Begin
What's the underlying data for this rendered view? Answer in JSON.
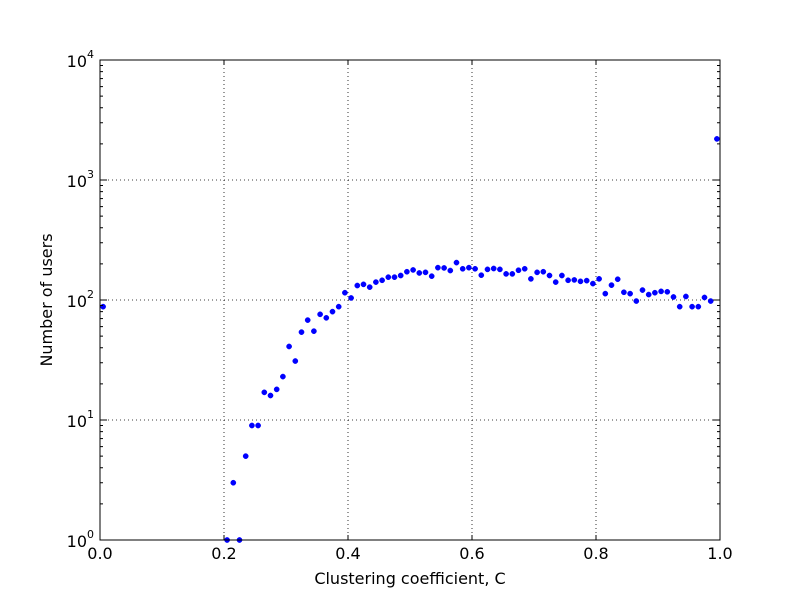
{
  "chart_data": {
    "type": "scatter",
    "xlabel": "Clustering coefficient, C",
    "ylabel": "Number of users",
    "x_scale": "linear",
    "y_scale": "log",
    "xlim": [
      0.0,
      1.0
    ],
    "ylim": [
      1,
      10000
    ],
    "grid": true,
    "marker_color": "#0000ff",
    "x_ticks": [
      "0.0",
      "0.2",
      "0.4",
      "0.6",
      "0.8",
      "1.0"
    ],
    "y_ticks": [
      {
        "base": "10",
        "exp": "0"
      },
      {
        "base": "10",
        "exp": "1"
      },
      {
        "base": "10",
        "exp": "2"
      },
      {
        "base": "10",
        "exp": "3"
      },
      {
        "base": "10",
        "exp": "4"
      }
    ],
    "series": [
      {
        "points": [
          [
            0.005,
            88
          ],
          [
            0.205,
            1
          ],
          [
            0.215,
            3
          ],
          [
            0.225,
            1
          ],
          [
            0.235,
            5
          ],
          [
            0.245,
            9
          ],
          [
            0.255,
            9
          ],
          [
            0.265,
            17
          ],
          [
            0.275,
            16
          ],
          [
            0.285,
            18
          ],
          [
            0.295,
            23
          ],
          [
            0.305,
            41
          ],
          [
            0.315,
            31
          ],
          [
            0.325,
            54
          ],
          [
            0.335,
            68
          ],
          [
            0.345,
            55
          ],
          [
            0.355,
            76
          ],
          [
            0.365,
            71
          ],
          [
            0.375,
            80
          ],
          [
            0.385,
            88
          ],
          [
            0.395,
            115
          ],
          [
            0.405,
            104
          ],
          [
            0.415,
            132
          ],
          [
            0.425,
            135
          ],
          [
            0.435,
            128
          ],
          [
            0.445,
            141
          ],
          [
            0.455,
            146
          ],
          [
            0.465,
            155
          ],
          [
            0.475,
            155
          ],
          [
            0.485,
            160
          ],
          [
            0.495,
            172
          ],
          [
            0.505,
            178
          ],
          [
            0.515,
            168
          ],
          [
            0.525,
            170
          ],
          [
            0.535,
            158
          ],
          [
            0.545,
            186
          ],
          [
            0.555,
            185
          ],
          [
            0.565,
            176
          ],
          [
            0.575,
            205
          ],
          [
            0.585,
            182
          ],
          [
            0.595,
            186
          ],
          [
            0.605,
            182
          ],
          [
            0.615,
            161
          ],
          [
            0.625,
            180
          ],
          [
            0.635,
            183
          ],
          [
            0.645,
            180
          ],
          [
            0.655,
            165
          ],
          [
            0.665,
            165
          ],
          [
            0.675,
            177
          ],
          [
            0.685,
            182
          ],
          [
            0.695,
            150
          ],
          [
            0.705,
            170
          ],
          [
            0.715,
            172
          ],
          [
            0.725,
            160
          ],
          [
            0.735,
            141
          ],
          [
            0.745,
            160
          ],
          [
            0.755,
            146
          ],
          [
            0.765,
            147
          ],
          [
            0.775,
            143
          ],
          [
            0.785,
            145
          ],
          [
            0.795,
            137
          ],
          [
            0.805,
            150
          ],
          [
            0.815,
            113
          ],
          [
            0.825,
            133
          ],
          [
            0.835,
            149
          ],
          [
            0.845,
            116
          ],
          [
            0.855,
            113
          ],
          [
            0.865,
            98
          ],
          [
            0.875,
            121
          ],
          [
            0.885,
            111
          ],
          [
            0.895,
            115
          ],
          [
            0.905,
            118
          ],
          [
            0.915,
            117
          ],
          [
            0.925,
            106
          ],
          [
            0.935,
            88
          ],
          [
            0.945,
            107
          ],
          [
            0.955,
            88
          ],
          [
            0.965,
            88
          ],
          [
            0.975,
            105
          ],
          [
            0.985,
            98
          ],
          [
            0.995,
            2200
          ]
        ]
      }
    ]
  }
}
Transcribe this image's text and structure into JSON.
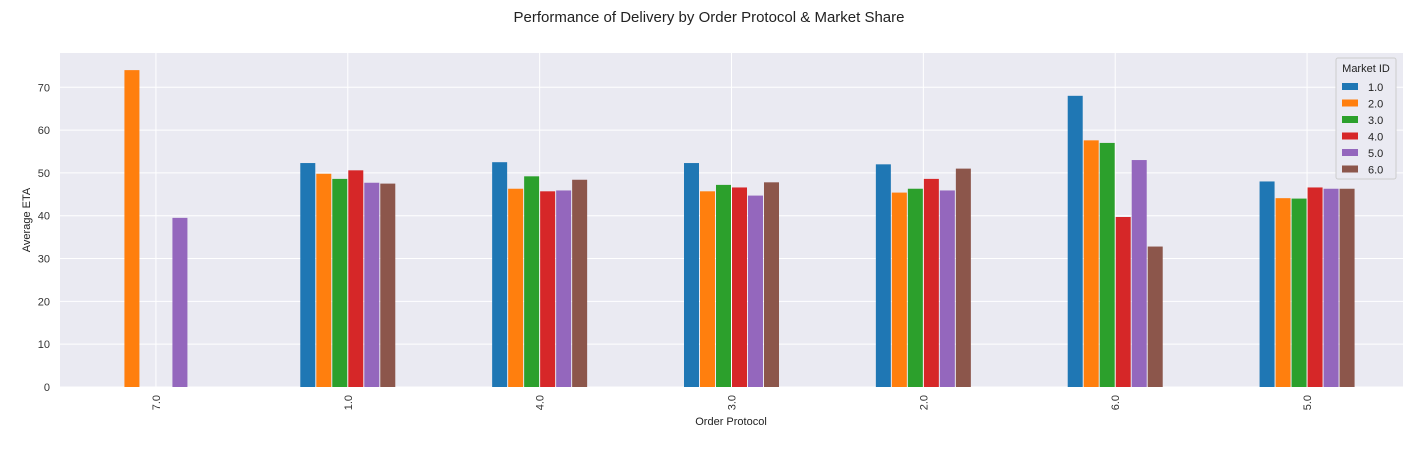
End
## [INSTRUCTIONS TO FOLLOW]
Using the records above, list each line that includes "JSON".

## [CORRECT ANSWER]
What's the underlying data for this rendered view? Answer in JSON.
Transcribe this image's text and structure into JSON.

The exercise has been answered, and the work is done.